Work out how many lines of the listing hold the string "panel". Answer with that number alone.
################
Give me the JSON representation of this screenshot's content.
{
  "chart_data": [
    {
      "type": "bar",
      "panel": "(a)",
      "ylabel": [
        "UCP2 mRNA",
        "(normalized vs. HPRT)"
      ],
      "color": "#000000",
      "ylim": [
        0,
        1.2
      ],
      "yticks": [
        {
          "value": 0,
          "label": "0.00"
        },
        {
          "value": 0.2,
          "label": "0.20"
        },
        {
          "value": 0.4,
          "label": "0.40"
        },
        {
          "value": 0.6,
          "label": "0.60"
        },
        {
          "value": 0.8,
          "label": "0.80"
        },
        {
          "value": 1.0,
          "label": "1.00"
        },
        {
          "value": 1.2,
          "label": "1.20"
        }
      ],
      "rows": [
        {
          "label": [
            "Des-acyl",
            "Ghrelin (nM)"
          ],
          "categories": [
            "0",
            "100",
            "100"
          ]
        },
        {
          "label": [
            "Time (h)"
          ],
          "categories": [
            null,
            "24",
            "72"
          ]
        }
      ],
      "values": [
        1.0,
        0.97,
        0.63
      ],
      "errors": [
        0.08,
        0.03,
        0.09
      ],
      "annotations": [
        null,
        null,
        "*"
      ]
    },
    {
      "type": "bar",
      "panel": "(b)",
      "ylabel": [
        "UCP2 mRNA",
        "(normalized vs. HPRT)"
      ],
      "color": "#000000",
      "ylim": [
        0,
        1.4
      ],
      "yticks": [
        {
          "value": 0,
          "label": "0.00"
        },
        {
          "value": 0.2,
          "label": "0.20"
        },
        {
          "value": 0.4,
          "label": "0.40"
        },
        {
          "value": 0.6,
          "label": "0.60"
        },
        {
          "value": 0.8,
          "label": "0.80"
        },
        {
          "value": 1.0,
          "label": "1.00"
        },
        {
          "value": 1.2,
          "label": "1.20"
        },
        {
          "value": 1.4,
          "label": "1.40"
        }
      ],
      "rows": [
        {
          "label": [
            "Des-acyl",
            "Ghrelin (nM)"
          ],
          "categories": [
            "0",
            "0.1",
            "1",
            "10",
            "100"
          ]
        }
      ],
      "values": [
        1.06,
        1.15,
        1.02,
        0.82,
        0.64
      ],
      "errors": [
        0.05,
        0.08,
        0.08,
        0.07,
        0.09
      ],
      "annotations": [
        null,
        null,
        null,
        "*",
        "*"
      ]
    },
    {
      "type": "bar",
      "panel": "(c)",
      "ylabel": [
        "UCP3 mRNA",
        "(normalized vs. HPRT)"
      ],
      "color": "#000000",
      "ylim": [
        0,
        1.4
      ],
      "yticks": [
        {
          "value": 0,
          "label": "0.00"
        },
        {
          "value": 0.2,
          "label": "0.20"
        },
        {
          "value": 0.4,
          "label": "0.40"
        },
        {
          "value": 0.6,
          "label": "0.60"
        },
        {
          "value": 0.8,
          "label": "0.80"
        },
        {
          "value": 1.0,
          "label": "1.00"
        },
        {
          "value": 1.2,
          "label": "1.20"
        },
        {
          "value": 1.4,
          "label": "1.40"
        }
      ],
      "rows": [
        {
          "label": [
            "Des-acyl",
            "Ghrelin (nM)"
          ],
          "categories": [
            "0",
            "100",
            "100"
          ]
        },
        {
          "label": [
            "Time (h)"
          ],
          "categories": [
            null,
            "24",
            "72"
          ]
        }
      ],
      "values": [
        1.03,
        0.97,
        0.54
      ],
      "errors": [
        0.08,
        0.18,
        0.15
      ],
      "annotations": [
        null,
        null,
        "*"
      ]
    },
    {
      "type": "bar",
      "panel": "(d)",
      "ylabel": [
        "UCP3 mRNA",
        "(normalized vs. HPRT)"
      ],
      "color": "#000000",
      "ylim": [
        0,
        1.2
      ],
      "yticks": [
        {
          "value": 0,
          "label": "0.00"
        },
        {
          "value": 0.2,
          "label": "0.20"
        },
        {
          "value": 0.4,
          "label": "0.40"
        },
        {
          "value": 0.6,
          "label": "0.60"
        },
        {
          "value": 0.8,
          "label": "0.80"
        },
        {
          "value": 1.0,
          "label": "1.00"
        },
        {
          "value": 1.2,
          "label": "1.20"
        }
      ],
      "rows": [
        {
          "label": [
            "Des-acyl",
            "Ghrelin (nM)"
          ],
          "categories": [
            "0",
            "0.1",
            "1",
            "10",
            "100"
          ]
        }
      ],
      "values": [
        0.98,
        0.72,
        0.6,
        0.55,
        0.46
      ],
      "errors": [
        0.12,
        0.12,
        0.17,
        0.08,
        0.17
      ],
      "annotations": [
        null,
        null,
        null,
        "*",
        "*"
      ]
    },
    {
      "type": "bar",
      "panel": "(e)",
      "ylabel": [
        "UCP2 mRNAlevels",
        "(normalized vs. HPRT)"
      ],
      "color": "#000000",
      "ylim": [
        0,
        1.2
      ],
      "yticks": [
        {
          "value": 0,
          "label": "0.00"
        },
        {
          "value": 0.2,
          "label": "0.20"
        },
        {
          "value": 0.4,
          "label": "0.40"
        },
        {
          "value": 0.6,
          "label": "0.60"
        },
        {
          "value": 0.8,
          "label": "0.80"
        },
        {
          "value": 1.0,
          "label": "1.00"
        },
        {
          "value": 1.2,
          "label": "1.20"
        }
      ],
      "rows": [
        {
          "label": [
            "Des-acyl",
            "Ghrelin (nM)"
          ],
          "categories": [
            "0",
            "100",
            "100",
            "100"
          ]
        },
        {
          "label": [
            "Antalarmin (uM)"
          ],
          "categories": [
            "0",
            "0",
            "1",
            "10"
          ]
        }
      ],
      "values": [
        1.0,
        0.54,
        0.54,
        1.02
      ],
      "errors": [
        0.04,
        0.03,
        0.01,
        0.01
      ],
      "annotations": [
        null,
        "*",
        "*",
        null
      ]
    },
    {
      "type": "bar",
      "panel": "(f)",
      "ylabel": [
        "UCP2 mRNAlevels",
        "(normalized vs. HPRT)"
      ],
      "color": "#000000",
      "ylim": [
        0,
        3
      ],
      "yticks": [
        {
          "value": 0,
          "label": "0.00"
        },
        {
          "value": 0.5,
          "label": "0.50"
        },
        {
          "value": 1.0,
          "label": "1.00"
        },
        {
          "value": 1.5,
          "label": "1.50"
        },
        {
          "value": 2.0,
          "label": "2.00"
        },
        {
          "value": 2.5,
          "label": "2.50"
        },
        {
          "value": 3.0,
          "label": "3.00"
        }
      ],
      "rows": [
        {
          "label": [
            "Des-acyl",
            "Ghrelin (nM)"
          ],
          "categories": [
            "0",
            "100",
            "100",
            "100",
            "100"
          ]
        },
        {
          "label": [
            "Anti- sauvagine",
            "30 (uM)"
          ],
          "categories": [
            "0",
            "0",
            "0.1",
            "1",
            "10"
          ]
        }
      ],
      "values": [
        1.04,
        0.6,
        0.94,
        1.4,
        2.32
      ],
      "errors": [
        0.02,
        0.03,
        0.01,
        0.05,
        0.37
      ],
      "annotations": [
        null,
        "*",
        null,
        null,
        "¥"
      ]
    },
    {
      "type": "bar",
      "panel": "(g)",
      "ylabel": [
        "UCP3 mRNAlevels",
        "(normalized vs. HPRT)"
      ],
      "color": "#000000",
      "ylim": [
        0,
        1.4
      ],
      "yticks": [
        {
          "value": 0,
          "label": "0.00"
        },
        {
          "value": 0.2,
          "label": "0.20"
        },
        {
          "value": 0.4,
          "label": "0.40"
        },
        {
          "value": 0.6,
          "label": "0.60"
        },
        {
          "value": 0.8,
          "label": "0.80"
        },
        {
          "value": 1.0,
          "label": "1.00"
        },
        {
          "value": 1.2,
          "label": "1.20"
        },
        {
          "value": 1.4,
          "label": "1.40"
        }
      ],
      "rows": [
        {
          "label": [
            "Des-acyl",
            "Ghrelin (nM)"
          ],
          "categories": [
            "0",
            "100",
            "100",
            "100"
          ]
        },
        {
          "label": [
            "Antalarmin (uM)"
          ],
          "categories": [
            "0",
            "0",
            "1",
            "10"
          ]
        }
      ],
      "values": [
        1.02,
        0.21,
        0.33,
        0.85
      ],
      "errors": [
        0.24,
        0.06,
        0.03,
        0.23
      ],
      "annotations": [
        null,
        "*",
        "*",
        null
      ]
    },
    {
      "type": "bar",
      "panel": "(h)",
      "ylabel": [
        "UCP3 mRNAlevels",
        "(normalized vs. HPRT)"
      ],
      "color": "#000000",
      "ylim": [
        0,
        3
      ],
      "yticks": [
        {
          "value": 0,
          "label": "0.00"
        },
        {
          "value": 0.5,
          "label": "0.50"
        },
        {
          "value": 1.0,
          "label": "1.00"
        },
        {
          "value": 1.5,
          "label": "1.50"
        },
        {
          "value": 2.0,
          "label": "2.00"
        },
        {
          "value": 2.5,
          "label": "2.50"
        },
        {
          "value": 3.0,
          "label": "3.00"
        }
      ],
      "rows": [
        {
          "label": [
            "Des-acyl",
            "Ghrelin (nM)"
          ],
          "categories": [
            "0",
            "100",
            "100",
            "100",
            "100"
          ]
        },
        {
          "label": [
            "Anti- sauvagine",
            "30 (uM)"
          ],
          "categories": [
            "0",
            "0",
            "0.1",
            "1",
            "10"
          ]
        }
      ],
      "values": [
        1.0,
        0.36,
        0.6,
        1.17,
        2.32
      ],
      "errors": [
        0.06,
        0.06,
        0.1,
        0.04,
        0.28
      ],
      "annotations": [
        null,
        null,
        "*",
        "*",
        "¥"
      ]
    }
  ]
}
################
TASK RESPONSE:
8